-- Begin Records for the task --
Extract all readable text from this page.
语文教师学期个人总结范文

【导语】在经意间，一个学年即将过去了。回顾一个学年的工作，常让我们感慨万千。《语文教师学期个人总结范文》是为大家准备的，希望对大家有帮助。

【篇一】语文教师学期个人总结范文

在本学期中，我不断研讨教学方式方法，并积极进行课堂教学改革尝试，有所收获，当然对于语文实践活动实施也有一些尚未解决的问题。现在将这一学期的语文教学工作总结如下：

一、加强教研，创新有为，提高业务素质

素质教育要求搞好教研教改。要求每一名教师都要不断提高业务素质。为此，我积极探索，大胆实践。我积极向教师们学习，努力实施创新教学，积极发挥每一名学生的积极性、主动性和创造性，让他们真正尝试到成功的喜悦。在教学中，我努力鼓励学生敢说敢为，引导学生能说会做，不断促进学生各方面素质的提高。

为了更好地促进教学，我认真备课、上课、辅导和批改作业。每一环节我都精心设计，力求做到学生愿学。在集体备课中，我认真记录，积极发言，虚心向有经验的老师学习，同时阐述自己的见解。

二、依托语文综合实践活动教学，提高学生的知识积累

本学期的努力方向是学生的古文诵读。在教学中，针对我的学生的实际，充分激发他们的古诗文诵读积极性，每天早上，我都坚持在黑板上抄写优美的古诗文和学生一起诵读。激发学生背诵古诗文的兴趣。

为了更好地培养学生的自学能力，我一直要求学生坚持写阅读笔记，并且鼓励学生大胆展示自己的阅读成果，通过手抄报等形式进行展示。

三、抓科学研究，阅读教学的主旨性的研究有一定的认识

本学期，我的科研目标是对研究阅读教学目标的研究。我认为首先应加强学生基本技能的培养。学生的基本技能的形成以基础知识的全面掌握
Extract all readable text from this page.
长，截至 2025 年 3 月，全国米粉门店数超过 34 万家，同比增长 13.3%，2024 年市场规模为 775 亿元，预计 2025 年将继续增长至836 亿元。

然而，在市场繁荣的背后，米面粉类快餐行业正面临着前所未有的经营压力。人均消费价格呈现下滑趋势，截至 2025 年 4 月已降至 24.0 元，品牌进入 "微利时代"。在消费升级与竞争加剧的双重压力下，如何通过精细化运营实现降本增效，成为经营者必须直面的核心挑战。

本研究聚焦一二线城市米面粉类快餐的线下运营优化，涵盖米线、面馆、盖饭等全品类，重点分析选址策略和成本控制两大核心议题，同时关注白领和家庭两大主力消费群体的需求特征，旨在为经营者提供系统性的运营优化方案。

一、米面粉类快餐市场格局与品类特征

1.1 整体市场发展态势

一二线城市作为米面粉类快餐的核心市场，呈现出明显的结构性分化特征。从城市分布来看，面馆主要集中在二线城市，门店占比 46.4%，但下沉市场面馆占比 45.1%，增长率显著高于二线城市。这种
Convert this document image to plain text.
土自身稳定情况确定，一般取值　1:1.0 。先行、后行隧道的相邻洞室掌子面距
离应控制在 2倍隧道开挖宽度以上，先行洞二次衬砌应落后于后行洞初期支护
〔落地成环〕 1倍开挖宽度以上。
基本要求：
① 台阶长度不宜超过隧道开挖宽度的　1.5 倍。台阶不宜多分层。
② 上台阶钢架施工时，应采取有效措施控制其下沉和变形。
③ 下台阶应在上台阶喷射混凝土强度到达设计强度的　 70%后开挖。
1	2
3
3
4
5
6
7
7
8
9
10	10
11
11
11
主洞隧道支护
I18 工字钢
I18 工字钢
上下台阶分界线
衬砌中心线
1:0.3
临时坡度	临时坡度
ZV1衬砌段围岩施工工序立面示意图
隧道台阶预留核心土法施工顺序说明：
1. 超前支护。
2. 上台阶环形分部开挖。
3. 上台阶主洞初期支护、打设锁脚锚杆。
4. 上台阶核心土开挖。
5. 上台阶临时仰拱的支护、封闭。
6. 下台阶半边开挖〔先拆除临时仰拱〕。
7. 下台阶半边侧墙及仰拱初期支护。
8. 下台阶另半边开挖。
-- End Records for the task --
▶ Work to be completed: Exactly reproduce all of the entries.

▶ Written response:
Extract all readable text from this page.
语文教师学期个人总结范文

【导语】在经意间，一个学年即将过去了。回顾一个学年的工作，常让我们感慨万千。《语文教师学期个人总结范文》是为大家准备的，希望对大家有帮助。

【篇一】语文教师学期个人总结范文

在本学期中，我不断研讨教学方式方法，并积极进行课堂教学改革尝试，有所收获，当然对于语文实践活动实施也有一些尚未解决的问题。现在将这一学期的语文教学工作总结如下：

一、加强教研，创新有为，提高业务素质

素质教育要求搞好教研教改。要求每一名教师都要不断提高业务素质。为此，我积极探索，大胆实践。我积极向教师们学习，努力实施创新教学，积极发挥每一名学生的积极性、主动性和创造性，让他们真正尝试到成功的喜悦。在教学中，我努力鼓励学生敢说敢为，引导学生能说会做，不断促进学生各方面素质的提高。

为了更好地促进教学，我认真备课、上课、辅导和批改作业。每一环节我都精心设计，力求做到学生愿学。在集体备课中，我认真记录，积极发言，虚心向有经验的老师学习，同时阐述自己的见解。

二、依托语文综合实践活动教学，提高学生的知识积累

本学期的努力方向是学生的古文诵读。在教学中，针对我的学生的实际，充分激发他们的古诗文诵读积极性，每天早上，我都坚持在黑板上抄写优美的古诗文和学生一起诵读。激发学生背诵古诗文的兴趣。

为了更好地培养学生的自学能力，我一直要求学生坚持写阅读笔记，并且鼓励学生大胆展示自己的阅读成果，通过手抄报等形式进行展示。

三、抓科学研究，阅读教学的主旨性的研究有一定的认识

本学期，我的科研目标是对研究阅读教学目标的研究。我认为首先应加强学生基本技能的培养。学生的基本技能的形成以基础知识的全面掌握
Extract all readable text from this page.
长，截至 2025 年 3 月，全国米粉门店数超过 34 万家，同比增长 13.3%，2024 年市场规模为 775 亿元，预计 2025 年将继续增长至836 亿元。

然而，在市场繁荣的背后，米面粉类快餐行业正面临着前所未有的经营压力。人均消费价格呈现下滑趋势，截至 2025 年 4 月已降至 24.0 元，品牌进入 "微利时代"。在消费升级与竞争加剧的双重压力下，如何通过精细化运营实现降本增效，成为经营者必须直面的核心挑战。

本研究聚焦一二线城市米面粉类快餐的线下运营优化，涵盖米线、面馆、盖饭等全品类，重点分析选址策略和成本控制两大核心议题，同时关注白领和家庭两大主力消费群体的需求特征，旨在为经营者提供系统性的运营优化方案。

一、米面粉类快餐市场格局与品类特征

1.1 整体市场发展态势

一二线城市作为米面粉类快餐的核心市场，呈现出明显的结构性分化特征。从城市分布来看，面馆主要集中在二线城市，门店占比 46.4%，但下沉市场面馆占比 45.1%，增长率显著高于二线城市。这种
Convert this document image to plain text.
土自身稳定情况确定，一般取值　1:1.0 。先行、后行隧道的相邻洞室掌子面距
离应控制在 2倍隧道开挖宽度以上，先行洞二次衬砌应落后于后行洞初期支护
〔落地成环〕 1倍开挖宽度以上。
基本要求：
① 台阶长度不宜超过隧道开挖宽度的　1.5 倍。台阶不宜多分层。
② 上台阶钢架施工时，应采取有效措施控制其下沉和变形。
③ 下台阶应在上台阶喷射混凝土强度到达设计强度的　 70%后开挖。
1	2
3
3
4
5
6
7
7
8
9
10	10
11
11
11
主洞隧道支护
I18 工字钢
I18 工字钢
上下台阶分界线
衬砌中心线
1:0.3
临时坡度	临时坡度
ZV1衬砌段围岩施工工序立面示意图
隧道台阶预留核心土法施工顺序说明：
1. 超前支护。
2. 上台阶环形分部开挖。
3. 上台阶主洞初期支护、打设锁脚锚杆。
4. 上台阶核心土开挖。
5. 上台阶临时仰拱的支护、封闭。
6. 下台阶半边开挖〔先拆除临时仰拱〕。
7. 下台阶半边侧墙及仰拱初期支护。
8. 下台阶另半边开挖。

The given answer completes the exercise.